REQUIRED WORK: Transcribe each record exactly. Include every one.

ITEMS:
————

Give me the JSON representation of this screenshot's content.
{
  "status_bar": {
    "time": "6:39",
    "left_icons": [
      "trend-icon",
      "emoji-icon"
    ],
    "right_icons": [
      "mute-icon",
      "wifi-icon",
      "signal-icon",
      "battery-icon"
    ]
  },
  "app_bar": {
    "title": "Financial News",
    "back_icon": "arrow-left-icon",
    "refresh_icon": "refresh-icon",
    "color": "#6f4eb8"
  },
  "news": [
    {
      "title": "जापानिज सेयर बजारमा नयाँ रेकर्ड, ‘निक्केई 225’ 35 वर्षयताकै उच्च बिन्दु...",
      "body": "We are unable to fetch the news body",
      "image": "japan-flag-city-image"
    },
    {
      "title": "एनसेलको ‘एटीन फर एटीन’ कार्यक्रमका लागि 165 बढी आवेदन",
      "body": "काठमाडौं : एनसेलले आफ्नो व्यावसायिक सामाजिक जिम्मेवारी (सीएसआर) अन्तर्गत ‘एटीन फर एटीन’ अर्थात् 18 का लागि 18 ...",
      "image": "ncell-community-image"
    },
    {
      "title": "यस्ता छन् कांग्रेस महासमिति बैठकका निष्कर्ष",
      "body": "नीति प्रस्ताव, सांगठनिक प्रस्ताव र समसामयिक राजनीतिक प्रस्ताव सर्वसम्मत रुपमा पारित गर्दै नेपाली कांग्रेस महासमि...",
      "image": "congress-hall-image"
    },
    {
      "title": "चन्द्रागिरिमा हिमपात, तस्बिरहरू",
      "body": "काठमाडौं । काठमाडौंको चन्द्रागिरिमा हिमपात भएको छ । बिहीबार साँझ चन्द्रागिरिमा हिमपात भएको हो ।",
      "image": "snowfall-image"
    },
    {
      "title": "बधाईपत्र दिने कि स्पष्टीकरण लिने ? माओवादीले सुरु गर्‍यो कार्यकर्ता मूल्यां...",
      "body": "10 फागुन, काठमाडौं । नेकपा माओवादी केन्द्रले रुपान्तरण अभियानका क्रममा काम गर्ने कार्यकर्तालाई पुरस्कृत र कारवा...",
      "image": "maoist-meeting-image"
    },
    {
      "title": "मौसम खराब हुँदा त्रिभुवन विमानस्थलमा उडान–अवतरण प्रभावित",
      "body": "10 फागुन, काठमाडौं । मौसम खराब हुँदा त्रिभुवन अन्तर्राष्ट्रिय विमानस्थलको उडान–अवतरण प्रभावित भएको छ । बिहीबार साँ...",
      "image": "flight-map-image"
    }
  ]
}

————

EXERCISE RESPONSE:
Give me the JSON representation of this screenshot's content.
{
  "status_bar": {
    "time": "6:39",
    "left_icons": [
      "trend-icon",
      "emoji-icon"
    ],
    "right_icons": [
      "mute-icon",
      "wifi-icon",
      "signal-icon",
      "battery-icon"
    ]
  },
  "app_bar": {
    "title": "Financial News",
    "back_icon": "arrow-left-icon",
    "refresh_icon": "refresh-icon",
    "color": "#6f4eb8"
  },
  "news": [
    {
      "title": "जापानिज सेयर बजारमा नयाँ रेकर्ड, ‘निक्केई 225’ 35 वर्षयताकै उच्च बिन्दु...",
      "body": "We are unable to fetch the news body",
      "image": "japan-flag-city-image"
    },
    {
      "title": "एनसेलको ‘एटीन फर एटीन’ कार्यक्रमका लागि 165 बढी आवेदन",
      "body": "काठमाडौं : एनसेलले आफ्नो व्यावसायिक सामाजिक जिम्मेवारी (सीएसआर) अन्तर्गत ‘एटीन फर एटीन’ अर्थात् 18 का लागि 18 ...",
      "image": "ncell-community-image"
    },
    {
      "title": "यस्ता छन् कांग्रेस महासमिति बैठकका निष्कर्ष",
      "body": "नीति प्रस्ताव, सांगठनिक प्रस्ताव र समसामयिक राजनीतिक प्रस्ताव सर्वसम्मत रुपमा पारित गर्दै नेपाली कांग्रेस महासमि...",
      "image": "congress-hall-image"
    },
    {
      "title": "चन्द्रागिरिमा हिमपात, तस्बिरहरू",
      "body": "काठमाडौं । काठमाडौंको चन्द्रागिरिमा हिमपात भएको छ । बिहीबार साँझ चन्द्रागिरिमा हिमपात भएको हो ।",
      "image": "snowfall-image"
    },
    {
      "title": "बधाईपत्र दिने कि स्पष्टीकरण लिने ? माओवादीले सुरु गर्‍यो कार्यकर्ता मूल्यां...",
      "body": "10 फागुन, काठमाडौं । नेकपा माओवादी केन्द्रले रुपान्तरण अभियानका क्रममा काम गर्ने कार्यकर्तालाई पुरस्कृत र कारवा...",
      "image": "maoist-meeting-image"
    },
    {
      "title": "मौसम खराब हुँदा त्रिभुवन विमानस्थलमा उडान–अवतरण प्रभावित",
      "body": "10 फागुन, काठमाडौं । मौसम खराब हुँदा त्रिभुवन अन्तर्राष्ट्रिय विमानस्थलको उडान–अवतरण प्रभावित भएको छ । बिहीबार साँ...",
      "image": "flight-map-image"
    }
  ]
}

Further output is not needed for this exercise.